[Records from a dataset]
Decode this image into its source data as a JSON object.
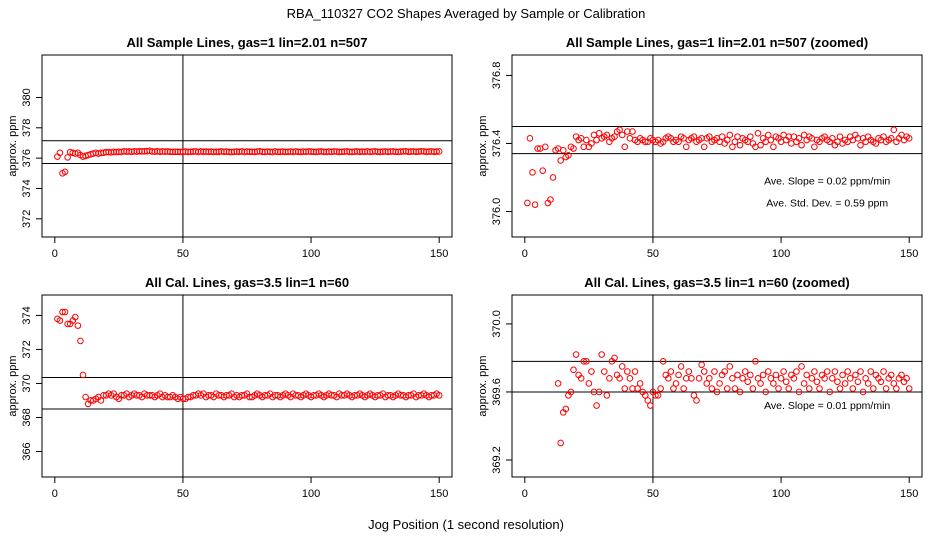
{
  "suptitle": "RBA_110327  CO2 Shapes Averaged by Sample or Calibration",
  "xlabel": "Jog Position (1 second resolution)",
  "chart_data": [
    {
      "type": "scatter",
      "title": "All Sample Lines, gas=1 lin=2.01 n=507",
      "xlabel": "",
      "ylabel": "approx. ppm",
      "xlim": [
        -5,
        155
      ],
      "ylim": [
        370.8,
        382.8
      ],
      "xticks": [
        0,
        50,
        100,
        150
      ],
      "yticks": [
        372,
        374,
        376,
        378,
        380
      ],
      "ytick_labels": [
        "372",
        "374",
        "376",
        "378",
        "380"
      ],
      "hlines": [
        377.15,
        375.65
      ],
      "vline": 50,
      "marker_color": "#ff0000",
      "annotations": [],
      "x": [
        1,
        2,
        3,
        4,
        5,
        6,
        7,
        8,
        9,
        10,
        11,
        12,
        13,
        14,
        15,
        16,
        17,
        18,
        19,
        20,
        21,
        22,
        23,
        24,
        25,
        26,
        27,
        28,
        29,
        30,
        31,
        32,
        33,
        34,
        35,
        36,
        37,
        38,
        39,
        40,
        41,
        42,
        43,
        44,
        45,
        46,
        47,
        48,
        49,
        50,
        51,
        52,
        53,
        54,
        55,
        56,
        57,
        58,
        59,
        60,
        61,
        62,
        63,
        64,
        65,
        66,
        67,
        68,
        69,
        70,
        71,
        72,
        73,
        74,
        75,
        76,
        77,
        78,
        79,
        80,
        81,
        82,
        83,
        84,
        85,
        86,
        87,
        88,
        89,
        90,
        91,
        92,
        93,
        94,
        95,
        96,
        97,
        98,
        99,
        100,
        101,
        102,
        103,
        104,
        105,
        106,
        107,
        108,
        109,
        110,
        111,
        112,
        113,
        114,
        115,
        116,
        117,
        118,
        119,
        120,
        121,
        122,
        123,
        124,
        125,
        126,
        127,
        128,
        129,
        130,
        131,
        132,
        133,
        134,
        135,
        136,
        137,
        138,
        139,
        140,
        141,
        142,
        143,
        144,
        145,
        146,
        147,
        148,
        149,
        150
      ],
      "y": [
        376.1,
        376.35,
        375.0,
        375.1,
        376.05,
        376.4,
        376.35,
        376.3,
        376.35,
        376.2,
        376.1,
        376.15,
        376.2,
        376.25,
        376.3,
        376.35,
        376.3,
        376.35,
        376.35,
        376.4,
        376.4,
        376.38,
        376.42,
        376.4,
        376.42,
        376.4,
        376.45,
        376.43,
        376.44,
        376.42,
        376.45,
        376.43,
        376.46,
        376.44,
        376.45,
        376.46,
        376.48,
        376.44,
        376.43,
        376.45,
        376.42,
        376.44,
        376.43,
        376.44,
        376.42,
        376.41,
        376.42,
        376.42,
        376.41,
        376.42,
        376.43,
        376.41,
        376.42,
        376.43,
        376.44,
        376.41,
        376.44,
        376.42,
        376.43,
        376.42,
        376.43,
        376.41,
        376.42,
        376.42,
        376.44,
        376.42,
        376.43,
        376.41,
        376.4,
        376.42,
        376.43,
        376.42,
        376.44,
        376.41,
        376.43,
        376.42,
        376.42,
        376.41,
        376.43,
        376.45,
        376.42,
        376.41,
        376.43,
        376.42,
        376.4,
        376.44,
        376.41,
        376.42,
        376.43,
        376.41,
        376.42,
        376.43,
        376.41,
        376.44,
        376.42,
        376.41,
        376.43,
        376.42,
        376.44,
        376.43,
        376.42,
        376.41,
        376.43,
        376.44,
        376.42,
        376.41,
        376.43,
        376.42,
        376.44,
        376.43,
        376.41,
        376.42,
        376.43,
        376.44,
        376.42,
        376.41,
        376.43,
        376.44,
        376.42,
        376.43,
        376.42,
        376.44,
        376.41,
        376.43,
        376.45,
        376.42,
        376.41,
        376.43,
        376.44,
        376.42,
        376.43,
        376.44,
        376.42,
        376.41,
        376.43,
        376.44,
        376.45,
        376.42,
        376.43,
        376.44,
        376.42,
        376.43,
        376.45,
        376.44,
        376.42,
        376.43,
        376.44,
        376.42,
        376.43,
        376.44
      ]
    },
    {
      "type": "scatter",
      "title": "All Sample Lines, gas=1 lin=2.01 n=507 (zoomed)",
      "xlabel": "",
      "ylabel": "approx. ppm",
      "xlim": [
        -5,
        155
      ],
      "ylim": [
        375.85,
        376.92
      ],
      "xticks": [
        0,
        50,
        100,
        150
      ],
      "yticks": [
        376.0,
        376.4,
        376.8
      ],
      "ytick_labels": [
        "376.0",
        "376.4",
        "376.8"
      ],
      "hlines": [
        376.5,
        376.34
      ],
      "vline": 50,
      "marker_color": "#ff0000",
      "annotations": [
        {
          "text": "Ave. Slope =  0.02  ppm/min",
          "x": 118,
          "y": 376.16
        },
        {
          "text": "Ave. Std. Dev. =  0.59  ppm",
          "x": 118,
          "y": 376.03
        }
      ],
      "x": [
        1,
        2,
        3,
        4,
        5,
        6,
        7,
        8,
        9,
        10,
        11,
        12,
        13,
        14,
        15,
        16,
        17,
        18,
        19,
        20,
        21,
        22,
        23,
        24,
        25,
        26,
        27,
        28,
        29,
        30,
        31,
        32,
        33,
        34,
        35,
        36,
        37,
        38,
        39,
        40,
        41,
        42,
        43,
        44,
        45,
        46,
        47,
        48,
        49,
        50,
        51,
        52,
        53,
        54,
        55,
        56,
        57,
        58,
        59,
        60,
        61,
        62,
        63,
        64,
        65,
        66,
        67,
        68,
        69,
        70,
        71,
        72,
        73,
        74,
        75,
        76,
        77,
        78,
        79,
        80,
        81,
        82,
        83,
        84,
        85,
        86,
        87,
        88,
        89,
        90,
        91,
        92,
        93,
        94,
        95,
        96,
        97,
        98,
        99,
        100,
        101,
        102,
        103,
        104,
        105,
        106,
        107,
        108,
        109,
        110,
        111,
        112,
        113,
        114,
        115,
        116,
        117,
        118,
        119,
        120,
        121,
        122,
        123,
        124,
        125,
        126,
        127,
        128,
        129,
        130,
        131,
        132,
        133,
        134,
        135,
        136,
        137,
        138,
        139,
        140,
        141,
        142,
        143,
        144,
        145,
        146,
        147,
        148,
        149,
        150
      ],
      "y": [
        376.05,
        376.43,
        376.23,
        376.04,
        376.37,
        376.37,
        376.24,
        376.38,
        376.05,
        376.07,
        376.2,
        376.36,
        376.37,
        376.3,
        376.36,
        376.32,
        376.33,
        376.38,
        376.37,
        376.44,
        376.42,
        376.43,
        376.38,
        376.42,
        376.38,
        376.4,
        376.45,
        376.42,
        376.46,
        376.43,
        376.44,
        376.45,
        376.41,
        376.43,
        376.44,
        376.47,
        376.48,
        376.45,
        376.38,
        376.47,
        376.43,
        376.47,
        376.42,
        376.41,
        376.43,
        376.42,
        376.41,
        376.41,
        376.43,
        376.42,
        376.41,
        376.42,
        376.4,
        376.41,
        376.43,
        376.44,
        376.43,
        376.41,
        376.42,
        376.41,
        376.44,
        376.43,
        376.38,
        376.42,
        376.43,
        376.44,
        376.41,
        376.42,
        376.43,
        376.38,
        376.43,
        376.44,
        376.41,
        376.42,
        376.43,
        376.41,
        376.44,
        376.4,
        376.42,
        376.45,
        376.38,
        376.41,
        376.44,
        376.39,
        376.43,
        376.42,
        376.41,
        376.44,
        376.4,
        376.38,
        376.46,
        376.39,
        376.43,
        376.41,
        376.45,
        376.42,
        376.38,
        376.44,
        376.43,
        376.41,
        376.45,
        376.42,
        376.44,
        376.4,
        376.44,
        376.41,
        376.43,
        376.39,
        376.45,
        376.42,
        376.44,
        376.43,
        376.38,
        376.42,
        376.41,
        376.43,
        376.44,
        376.42,
        376.41,
        376.43,
        376.39,
        376.41,
        376.44,
        376.4,
        376.42,
        376.41,
        376.44,
        376.42,
        376.45,
        376.43,
        376.39,
        376.43,
        376.41,
        376.44,
        376.42,
        376.41,
        376.4,
        376.43,
        376.42,
        376.44,
        376.41,
        376.42,
        376.43,
        376.48,
        376.41,
        376.43,
        376.45,
        376.42,
        376.44,
        376.43
      ]
    },
    {
      "type": "scatter",
      "title": "All Cal. Lines, gas=3.5 lin=1 n=60",
      "xlabel": "",
      "ylabel": "approx. ppm",
      "xlim": [
        -5,
        155
      ],
      "ylim": [
        364.5,
        375.2
      ],
      "xticks": [
        0,
        50,
        100,
        150
      ],
      "yticks": [
        366,
        368,
        370,
        372,
        374
      ],
      "ytick_labels": [
        "366",
        "368",
        "370",
        "372",
        "374"
      ],
      "hlines": [
        370.35,
        368.5
      ],
      "vline": 50,
      "marker_color": "#ff0000",
      "annotations": [],
      "x": [
        1,
        2,
        3,
        4,
        5,
        6,
        7,
        8,
        9,
        10,
        11,
        12,
        13,
        14,
        15,
        16,
        17,
        18,
        19,
        20,
        21,
        22,
        23,
        24,
        25,
        26,
        27,
        28,
        29,
        30,
        31,
        32,
        33,
        34,
        35,
        36,
        37,
        38,
        39,
        40,
        41,
        42,
        43,
        44,
        45,
        46,
        47,
        48,
        49,
        50,
        51,
        52,
        53,
        54,
        55,
        56,
        57,
        58,
        59,
        60,
        61,
        62,
        63,
        64,
        65,
        66,
        67,
        68,
        69,
        70,
        71,
        72,
        73,
        74,
        75,
        76,
        77,
        78,
        79,
        80,
        81,
        82,
        83,
        84,
        85,
        86,
        87,
        88,
        89,
        90,
        91,
        92,
        93,
        94,
        95,
        96,
        97,
        98,
        99,
        100,
        101,
        102,
        103,
        104,
        105,
        106,
        107,
        108,
        109,
        110,
        111,
        112,
        113,
        114,
        115,
        116,
        117,
        118,
        119,
        120,
        121,
        122,
        123,
        124,
        125,
        126,
        127,
        128,
        129,
        130,
        131,
        132,
        133,
        134,
        135,
        136,
        137,
        138,
        139,
        140,
        141,
        142,
        143,
        144,
        145,
        146,
        147,
        148,
        149,
        150
      ],
      "y": [
        373.8,
        373.7,
        374.2,
        374.2,
        373.5,
        373.5,
        373.7,
        373.9,
        373.4,
        372.5,
        370.5,
        369.2,
        368.8,
        369.0,
        369.0,
        369.1,
        369.2,
        369.0,
        369.3,
        369.3,
        369.4,
        369.3,
        369.4,
        369.2,
        369.1,
        369.3,
        369.3,
        369.4,
        369.2,
        369.3,
        369.4,
        369.3,
        369.3,
        369.2,
        369.4,
        369.3,
        369.3,
        369.3,
        369.2,
        369.3,
        369.4,
        369.2,
        369.3,
        369.2,
        369.2,
        369.3,
        369.2,
        369.1,
        369.2,
        369.1,
        369.1,
        369.2,
        369.2,
        369.3,
        369.3,
        369.4,
        369.3,
        369.4,
        369.2,
        369.3,
        369.3,
        369.2,
        369.4,
        369.3,
        369.3,
        369.2,
        369.3,
        369.3,
        369.4,
        369.2,
        369.3,
        369.2,
        369.3,
        369.3,
        369.4,
        369.2,
        369.2,
        369.3,
        369.4,
        369.3,
        369.2,
        369.3,
        369.3,
        369.4,
        369.2,
        369.3,
        369.3,
        369.2,
        369.3,
        369.4,
        369.3,
        369.2,
        369.4,
        369.3,
        369.3,
        369.2,
        369.3,
        369.4,
        369.3,
        369.2,
        369.3,
        369.3,
        369.4,
        369.3,
        369.2,
        369.3,
        369.4,
        369.3,
        369.3,
        369.2,
        369.4,
        369.3,
        369.3,
        369.4,
        369.3,
        369.2,
        369.3,
        369.3,
        369.4,
        369.3,
        369.2,
        369.3,
        369.4,
        369.3,
        369.2,
        369.3,
        369.3,
        369.4,
        369.2,
        369.3,
        369.3,
        369.2,
        369.3,
        369.4,
        369.3,
        369.3,
        369.2,
        369.3,
        369.3,
        369.4,
        369.2,
        369.3,
        369.3,
        369.4,
        369.3,
        369.2,
        369.3,
        369.3,
        369.4,
        369.3
      ]
    },
    {
      "type": "scatter",
      "title": "All Cal. Lines, gas=3.5 lin=1 n=60 (zoomed)",
      "xlabel": "",
      "ylabel": "approx. ppm",
      "xlim": [
        -5,
        155
      ],
      "ylim": [
        369.1,
        370.17
      ],
      "xticks": [
        0,
        50,
        100,
        150
      ],
      "yticks": [
        369.2,
        369.6,
        370.0
      ],
      "ytick_labels": [
        "369.2",
        "369.6",
        "370.0"
      ],
      "hlines": [
        369.78,
        369.6
      ],
      "vline": 50,
      "marker_color": "#ff0000",
      "annotations": [
        {
          "text": "Ave. Slope =  0.01  ppm/min",
          "x": 118,
          "y": 369.5
        }
      ],
      "x": [
        13,
        14,
        15,
        16,
        17,
        18,
        19,
        20,
        21,
        22,
        23,
        24,
        25,
        26,
        27,
        28,
        29,
        30,
        31,
        32,
        33,
        34,
        35,
        36,
        37,
        38,
        39,
        40,
        41,
        42,
        43,
        44,
        45,
        46,
        47,
        48,
        49,
        50,
        51,
        52,
        53,
        54,
        55,
        56,
        57,
        58,
        59,
        60,
        61,
        62,
        63,
        64,
        65,
        66,
        67,
        68,
        69,
        70,
        71,
        72,
        73,
        74,
        75,
        76,
        77,
        78,
        79,
        80,
        81,
        82,
        83,
        84,
        85,
        86,
        87,
        88,
        89,
        90,
        91,
        92,
        93,
        94,
        95,
        96,
        97,
        98,
        99,
        100,
        101,
        102,
        103,
        104,
        105,
        106,
        107,
        108,
        109,
        110,
        111,
        112,
        113,
        114,
        115,
        116,
        117,
        118,
        119,
        120,
        121,
        122,
        123,
        124,
        125,
        126,
        127,
        128,
        129,
        130,
        131,
        132,
        133,
        134,
        135,
        136,
        137,
        138,
        139,
        140,
        141,
        142,
        143,
        144,
        145,
        146,
        147,
        148,
        149,
        150
      ],
      "y": [
        369.65,
        369.3,
        369.48,
        369.5,
        369.58,
        369.6,
        369.73,
        369.82,
        369.7,
        369.68,
        369.78,
        369.78,
        369.65,
        369.72,
        369.6,
        369.52,
        369.6,
        369.82,
        369.72,
        369.58,
        369.68,
        369.78,
        369.8,
        369.7,
        369.68,
        369.75,
        369.62,
        369.72,
        369.68,
        369.62,
        369.72,
        369.62,
        369.65,
        369.6,
        369.58,
        369.55,
        369.52,
        369.6,
        369.58,
        369.58,
        369.62,
        369.78,
        369.7,
        369.68,
        369.72,
        369.62,
        369.65,
        369.7,
        369.75,
        369.62,
        369.68,
        369.72,
        369.68,
        369.58,
        369.55,
        369.68,
        369.76,
        369.72,
        369.65,
        369.68,
        369.62,
        369.72,
        369.6,
        369.65,
        369.7,
        369.72,
        369.62,
        369.75,
        369.68,
        369.62,
        369.7,
        369.6,
        369.68,
        369.72,
        369.66,
        369.7,
        369.62,
        369.78,
        369.68,
        369.65,
        369.7,
        369.6,
        369.72,
        369.68,
        369.65,
        369.7,
        369.62,
        369.68,
        369.72,
        369.66,
        369.62,
        369.7,
        369.68,
        369.72,
        369.6,
        369.75,
        369.65,
        369.7,
        369.62,
        369.68,
        369.72,
        369.66,
        369.62,
        369.7,
        369.68,
        369.72,
        369.6,
        369.68,
        369.72,
        369.66,
        369.62,
        369.7,
        369.65,
        369.72,
        369.68,
        369.62,
        369.7,
        369.66,
        369.72,
        369.6,
        369.68,
        369.65,
        369.72,
        369.62,
        369.7,
        369.68,
        369.66,
        369.72,
        369.62,
        369.68,
        369.7,
        369.65,
        369.62,
        369.68,
        369.7,
        369.66,
        369.68,
        369.62
      ]
    }
  ]
}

**The task**
Which lines hold the word "Sample"? Show each one.

**Expected answer**
  "suptitle": "RBA_110327  CO2 Shapes Averaged by Sample or Calibration",
      "title": "All Sample Lines, gas=1 lin=2.01 n=507",
      "title": "All Sample Lines, gas=1 lin=2.01 n=507 (zoomed)",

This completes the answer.